Pull out all lines from the listing below in which the word "Embedding" appears.

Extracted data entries

* BEGIN *

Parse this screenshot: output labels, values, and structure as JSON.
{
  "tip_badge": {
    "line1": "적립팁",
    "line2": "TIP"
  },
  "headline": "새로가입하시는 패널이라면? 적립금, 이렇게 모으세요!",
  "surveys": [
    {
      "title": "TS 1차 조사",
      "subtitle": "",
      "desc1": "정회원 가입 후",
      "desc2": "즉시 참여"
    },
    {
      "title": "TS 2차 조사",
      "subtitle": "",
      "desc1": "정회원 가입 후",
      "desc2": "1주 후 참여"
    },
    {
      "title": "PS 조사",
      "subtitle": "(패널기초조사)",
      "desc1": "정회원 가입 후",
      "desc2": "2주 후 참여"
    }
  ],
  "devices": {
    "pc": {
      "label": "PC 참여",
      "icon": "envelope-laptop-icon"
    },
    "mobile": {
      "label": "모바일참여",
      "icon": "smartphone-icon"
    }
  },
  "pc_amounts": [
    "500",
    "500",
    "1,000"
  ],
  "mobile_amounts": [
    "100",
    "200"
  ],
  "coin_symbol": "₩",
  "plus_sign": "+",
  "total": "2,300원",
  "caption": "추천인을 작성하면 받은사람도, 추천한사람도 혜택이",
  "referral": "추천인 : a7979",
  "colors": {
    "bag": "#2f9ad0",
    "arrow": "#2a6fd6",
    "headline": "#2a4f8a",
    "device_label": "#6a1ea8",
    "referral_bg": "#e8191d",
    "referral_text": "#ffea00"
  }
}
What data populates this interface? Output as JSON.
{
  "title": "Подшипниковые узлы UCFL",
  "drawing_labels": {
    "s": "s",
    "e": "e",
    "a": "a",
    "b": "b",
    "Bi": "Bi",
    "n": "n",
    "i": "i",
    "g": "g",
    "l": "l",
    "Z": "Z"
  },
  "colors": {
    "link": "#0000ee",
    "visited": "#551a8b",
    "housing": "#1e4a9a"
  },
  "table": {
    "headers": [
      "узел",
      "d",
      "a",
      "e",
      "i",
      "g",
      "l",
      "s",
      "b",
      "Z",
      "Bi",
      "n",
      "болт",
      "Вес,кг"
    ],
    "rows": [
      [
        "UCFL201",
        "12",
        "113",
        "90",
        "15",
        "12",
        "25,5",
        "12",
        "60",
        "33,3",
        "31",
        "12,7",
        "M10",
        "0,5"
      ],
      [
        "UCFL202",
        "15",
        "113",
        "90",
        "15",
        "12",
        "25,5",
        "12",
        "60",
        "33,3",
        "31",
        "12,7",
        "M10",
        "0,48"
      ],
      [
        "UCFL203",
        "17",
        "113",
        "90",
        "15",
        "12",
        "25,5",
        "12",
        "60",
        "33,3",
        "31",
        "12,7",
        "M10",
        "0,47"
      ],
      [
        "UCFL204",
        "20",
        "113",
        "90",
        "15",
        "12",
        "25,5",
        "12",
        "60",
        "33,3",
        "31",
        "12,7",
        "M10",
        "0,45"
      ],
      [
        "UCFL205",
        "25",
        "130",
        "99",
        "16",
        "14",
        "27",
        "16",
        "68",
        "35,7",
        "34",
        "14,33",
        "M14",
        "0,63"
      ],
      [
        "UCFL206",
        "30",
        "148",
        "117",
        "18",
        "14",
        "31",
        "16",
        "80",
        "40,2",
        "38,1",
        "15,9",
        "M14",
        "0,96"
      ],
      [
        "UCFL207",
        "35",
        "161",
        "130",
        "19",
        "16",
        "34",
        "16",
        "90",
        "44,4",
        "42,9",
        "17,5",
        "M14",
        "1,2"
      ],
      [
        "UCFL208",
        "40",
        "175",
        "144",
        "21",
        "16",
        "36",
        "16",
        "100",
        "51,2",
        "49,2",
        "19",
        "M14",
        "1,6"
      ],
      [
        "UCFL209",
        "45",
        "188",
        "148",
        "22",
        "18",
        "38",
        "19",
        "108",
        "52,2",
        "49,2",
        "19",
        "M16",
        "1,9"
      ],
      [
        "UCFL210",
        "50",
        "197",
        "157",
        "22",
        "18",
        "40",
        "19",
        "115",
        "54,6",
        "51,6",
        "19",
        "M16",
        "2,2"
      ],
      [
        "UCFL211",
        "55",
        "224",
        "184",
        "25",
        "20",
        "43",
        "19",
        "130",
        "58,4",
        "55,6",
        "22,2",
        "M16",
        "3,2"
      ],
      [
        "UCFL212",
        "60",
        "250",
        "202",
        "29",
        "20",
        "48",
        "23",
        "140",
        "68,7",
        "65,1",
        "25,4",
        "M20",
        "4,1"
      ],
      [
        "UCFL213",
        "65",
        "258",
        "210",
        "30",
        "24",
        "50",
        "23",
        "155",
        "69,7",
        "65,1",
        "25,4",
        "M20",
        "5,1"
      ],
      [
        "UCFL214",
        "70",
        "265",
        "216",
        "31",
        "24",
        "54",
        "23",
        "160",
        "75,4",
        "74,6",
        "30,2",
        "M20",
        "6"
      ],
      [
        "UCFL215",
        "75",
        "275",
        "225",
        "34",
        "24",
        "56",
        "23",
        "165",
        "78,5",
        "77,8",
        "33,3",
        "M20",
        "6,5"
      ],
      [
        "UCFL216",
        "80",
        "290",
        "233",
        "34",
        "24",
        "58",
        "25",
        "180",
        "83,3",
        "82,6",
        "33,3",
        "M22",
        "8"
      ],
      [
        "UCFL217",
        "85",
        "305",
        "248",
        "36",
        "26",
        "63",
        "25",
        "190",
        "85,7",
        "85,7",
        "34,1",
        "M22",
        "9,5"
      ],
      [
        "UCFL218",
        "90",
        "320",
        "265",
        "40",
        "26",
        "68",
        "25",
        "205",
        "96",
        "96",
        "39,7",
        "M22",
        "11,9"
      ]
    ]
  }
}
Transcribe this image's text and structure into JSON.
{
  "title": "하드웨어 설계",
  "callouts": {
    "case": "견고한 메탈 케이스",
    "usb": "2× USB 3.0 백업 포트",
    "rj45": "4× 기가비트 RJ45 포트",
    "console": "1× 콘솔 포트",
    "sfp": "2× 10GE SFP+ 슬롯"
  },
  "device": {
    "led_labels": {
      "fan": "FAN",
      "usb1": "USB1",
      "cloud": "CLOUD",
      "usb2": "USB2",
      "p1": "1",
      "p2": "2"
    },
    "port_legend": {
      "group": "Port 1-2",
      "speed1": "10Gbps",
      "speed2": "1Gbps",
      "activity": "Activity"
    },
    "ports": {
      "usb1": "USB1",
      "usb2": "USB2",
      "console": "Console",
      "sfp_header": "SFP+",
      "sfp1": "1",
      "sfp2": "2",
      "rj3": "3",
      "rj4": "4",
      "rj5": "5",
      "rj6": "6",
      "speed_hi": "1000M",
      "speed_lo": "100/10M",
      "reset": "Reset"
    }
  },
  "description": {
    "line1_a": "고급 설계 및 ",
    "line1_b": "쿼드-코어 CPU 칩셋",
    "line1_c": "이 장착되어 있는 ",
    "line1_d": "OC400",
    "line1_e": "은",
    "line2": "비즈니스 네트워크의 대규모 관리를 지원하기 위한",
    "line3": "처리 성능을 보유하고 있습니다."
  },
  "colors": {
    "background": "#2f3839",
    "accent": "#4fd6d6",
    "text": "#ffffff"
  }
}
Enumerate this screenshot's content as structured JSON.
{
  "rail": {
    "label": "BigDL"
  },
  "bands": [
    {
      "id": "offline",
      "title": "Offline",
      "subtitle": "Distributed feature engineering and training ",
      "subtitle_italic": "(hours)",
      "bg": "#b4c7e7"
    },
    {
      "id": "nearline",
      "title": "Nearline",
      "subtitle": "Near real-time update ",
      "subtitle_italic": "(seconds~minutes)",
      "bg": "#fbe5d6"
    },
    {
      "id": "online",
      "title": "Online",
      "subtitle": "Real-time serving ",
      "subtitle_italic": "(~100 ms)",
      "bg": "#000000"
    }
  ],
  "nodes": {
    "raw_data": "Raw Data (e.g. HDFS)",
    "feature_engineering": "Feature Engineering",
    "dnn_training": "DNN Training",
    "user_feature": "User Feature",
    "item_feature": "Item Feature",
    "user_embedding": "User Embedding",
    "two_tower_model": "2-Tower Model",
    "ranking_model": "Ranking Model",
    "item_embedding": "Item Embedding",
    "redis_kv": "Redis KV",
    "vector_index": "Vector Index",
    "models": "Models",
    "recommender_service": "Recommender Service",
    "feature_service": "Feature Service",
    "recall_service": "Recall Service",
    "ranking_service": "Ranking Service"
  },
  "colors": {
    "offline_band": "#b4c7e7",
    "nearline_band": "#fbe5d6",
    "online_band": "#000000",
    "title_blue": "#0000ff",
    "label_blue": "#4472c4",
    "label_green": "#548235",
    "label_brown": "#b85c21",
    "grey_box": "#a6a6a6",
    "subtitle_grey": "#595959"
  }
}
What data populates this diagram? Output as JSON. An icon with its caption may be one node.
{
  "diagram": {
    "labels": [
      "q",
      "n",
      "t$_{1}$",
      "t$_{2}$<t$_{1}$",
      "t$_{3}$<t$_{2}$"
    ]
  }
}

* END *

Task solution.
    "user_embedding": "User Embedding",
    "item_embedding": "Item Embedding",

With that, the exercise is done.